**Work to be completed:** Every entry needs to be printed exactly, please.

**Records shown:**
"""

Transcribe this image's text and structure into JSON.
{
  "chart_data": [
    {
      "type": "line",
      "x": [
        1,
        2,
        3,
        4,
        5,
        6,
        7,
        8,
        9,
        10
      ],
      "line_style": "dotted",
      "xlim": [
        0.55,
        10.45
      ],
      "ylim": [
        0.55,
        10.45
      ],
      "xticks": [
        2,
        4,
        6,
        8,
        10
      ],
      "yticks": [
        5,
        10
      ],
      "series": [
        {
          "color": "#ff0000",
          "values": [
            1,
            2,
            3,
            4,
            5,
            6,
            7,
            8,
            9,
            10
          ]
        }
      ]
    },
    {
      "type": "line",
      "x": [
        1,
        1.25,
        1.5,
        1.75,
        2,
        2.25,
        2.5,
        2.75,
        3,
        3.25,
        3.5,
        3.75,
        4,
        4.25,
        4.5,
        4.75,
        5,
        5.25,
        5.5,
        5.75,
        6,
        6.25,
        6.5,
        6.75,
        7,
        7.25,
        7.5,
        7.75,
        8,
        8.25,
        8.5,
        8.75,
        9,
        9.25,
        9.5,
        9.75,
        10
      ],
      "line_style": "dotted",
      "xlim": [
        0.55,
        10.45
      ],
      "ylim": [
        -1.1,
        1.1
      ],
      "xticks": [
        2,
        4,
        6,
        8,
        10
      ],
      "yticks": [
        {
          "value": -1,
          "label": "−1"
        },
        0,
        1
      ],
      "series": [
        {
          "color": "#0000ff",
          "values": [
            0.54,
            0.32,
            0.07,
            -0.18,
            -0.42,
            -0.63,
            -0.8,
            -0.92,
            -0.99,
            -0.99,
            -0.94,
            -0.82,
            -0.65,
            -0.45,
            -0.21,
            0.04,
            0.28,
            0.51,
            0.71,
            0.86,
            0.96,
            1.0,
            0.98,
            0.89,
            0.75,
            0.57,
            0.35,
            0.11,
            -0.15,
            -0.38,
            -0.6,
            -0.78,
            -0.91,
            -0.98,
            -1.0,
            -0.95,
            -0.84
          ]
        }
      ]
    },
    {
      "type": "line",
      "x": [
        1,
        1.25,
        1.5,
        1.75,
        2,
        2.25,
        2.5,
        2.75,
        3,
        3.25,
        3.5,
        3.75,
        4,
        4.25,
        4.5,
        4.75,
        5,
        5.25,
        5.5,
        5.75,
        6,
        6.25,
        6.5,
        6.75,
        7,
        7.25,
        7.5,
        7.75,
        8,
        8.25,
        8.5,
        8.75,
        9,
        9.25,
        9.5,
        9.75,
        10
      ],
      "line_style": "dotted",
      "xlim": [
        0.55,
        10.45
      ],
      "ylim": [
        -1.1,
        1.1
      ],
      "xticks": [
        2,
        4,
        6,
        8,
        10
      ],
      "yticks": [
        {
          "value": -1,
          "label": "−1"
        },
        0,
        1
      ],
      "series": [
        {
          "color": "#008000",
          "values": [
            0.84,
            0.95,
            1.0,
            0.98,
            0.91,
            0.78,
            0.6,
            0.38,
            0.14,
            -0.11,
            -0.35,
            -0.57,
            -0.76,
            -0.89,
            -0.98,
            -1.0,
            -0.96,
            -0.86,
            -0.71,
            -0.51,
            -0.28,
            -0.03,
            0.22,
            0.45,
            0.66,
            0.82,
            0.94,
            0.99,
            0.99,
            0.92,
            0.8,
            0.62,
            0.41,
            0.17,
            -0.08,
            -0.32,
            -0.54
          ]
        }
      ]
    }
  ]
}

"""

**Exercise answer:**
Transcribe this image's text and structure into JSON.
{
  "chart_data": [
    {
      "type": "line",
      "x": [
        1,
        2,
        3,
        4,
        5,
        6,
        7,
        8,
        9,
        10
      ],
      "line_style": "dotted",
      "xlim": [
        0.55,
        10.45
      ],
      "ylim": [
        0.55,
        10.45
      ],
      "xticks": [
        2,
        4,
        6,
        8,
        10
      ],
      "yticks": [
        5,
        10
      ],
      "series": [
        {
          "color": "#ff0000",
          "values": [
            1,
            2,
            3,
            4,
            5,
            6,
            7,
            8,
            9,
            10
          ]
        }
      ]
    },
    {
      "type": "line",
      "x": [
        1,
        1.25,
        1.5,
        1.75,
        2,
        2.25,
        2.5,
        2.75,
        3,
        3.25,
        3.5,
        3.75,
        4,
        4.25,
        4.5,
        4.75,
        5,
        5.25,
        5.5,
        5.75,
        6,
        6.25,
        6.5,
        6.75,
        7,
        7.25,
        7.5,
        7.75,
        8,
        8.25,
        8.5,
        8.75,
        9,
        9.25,
        9.5,
        9.75,
        10
      ],
      "line_style": "dotted",
      "xlim": [
        0.55,
        10.45
      ],
      "ylim": [
        -1.1,
        1.1
      ],
      "xticks": [
        2,
        4,
        6,
        8,
        10
      ],
      "yticks": [
        {
          "value": -1,
          "label": "−1"
        },
        0,
        1
      ],
      "series": [
        {
          "color": "#0000ff",
          "values": [
            0.54,
            0.32,
            0.07,
            -0.18,
            -0.42,
            -0.63,
            -0.8,
            -0.92,
            -0.99,
            -0.99,
            -0.94,
            -0.82,
            -0.65,
            -0.45,
            -0.21,
            0.04,
            0.28,
            0.51,
            0.71,
            0.86,
            0.96,
            1.0,
            0.98,
            0.89,
            0.75,
            0.57,
            0.35,
            0.11,
            -0.15,
            -0.38,
            -0.6,
            -0.78,
            -0.91,
            -0.98,
            -1.0,
            -0.95,
            -0.84
          ]
        }
      ]
    },
    {
      "type": "line",
      "x": [
        1,
        1.25,
        1.5,
        1.75,
        2,
        2.25,
        2.5,
        2.75,
        3,
        3.25,
        3.5,
        3.75,
        4,
        4.25,
        4.5,
        4.75,
        5,
        5.25,
        5.5,
        5.75,
        6,
        6.25,
        6.5,
        6.75,
        7,
        7.25,
        7.5,
        7.75,
        8,
        8.25,
        8.5,
        8.75,
        9,
        9.25,
        9.5,
        9.75,
        10
      ],
      "line_style": "dotted",
      "xlim": [
        0.55,
        10.45
      ],
      "ylim": [
        -1.1,
        1.1
      ],
      "xticks": [
        2,
        4,
        6,
        8,
        10
      ],
      "yticks": [
        {
          "value": -1,
          "label": "−1"
        },
        0,
        1
      ],
      "series": [
        {
          "color": "#008000",
          "values": [
            0.84,
            0.95,
            1.0,
            0.98,
            0.91,
            0.78,
            0.6,
            0.38,
            0.14,
            -0.11,
            -0.35,
            -0.57,
            -0.76,
            -0.89,
            -0.98,
            -1.0,
            -0.96,
            -0.86,
            -0.71,
            -0.51,
            -0.28,
            -0.03,
            0.22,
            0.45,
            0.66,
            0.82,
            0.94,
            0.99,
            0.99,
            0.92,
            0.8,
            0.62,
            0.41,
            0.17,
            -0.08,
            -0.32,
            -0.54
          ]
        }
      ]
    }
  ]
}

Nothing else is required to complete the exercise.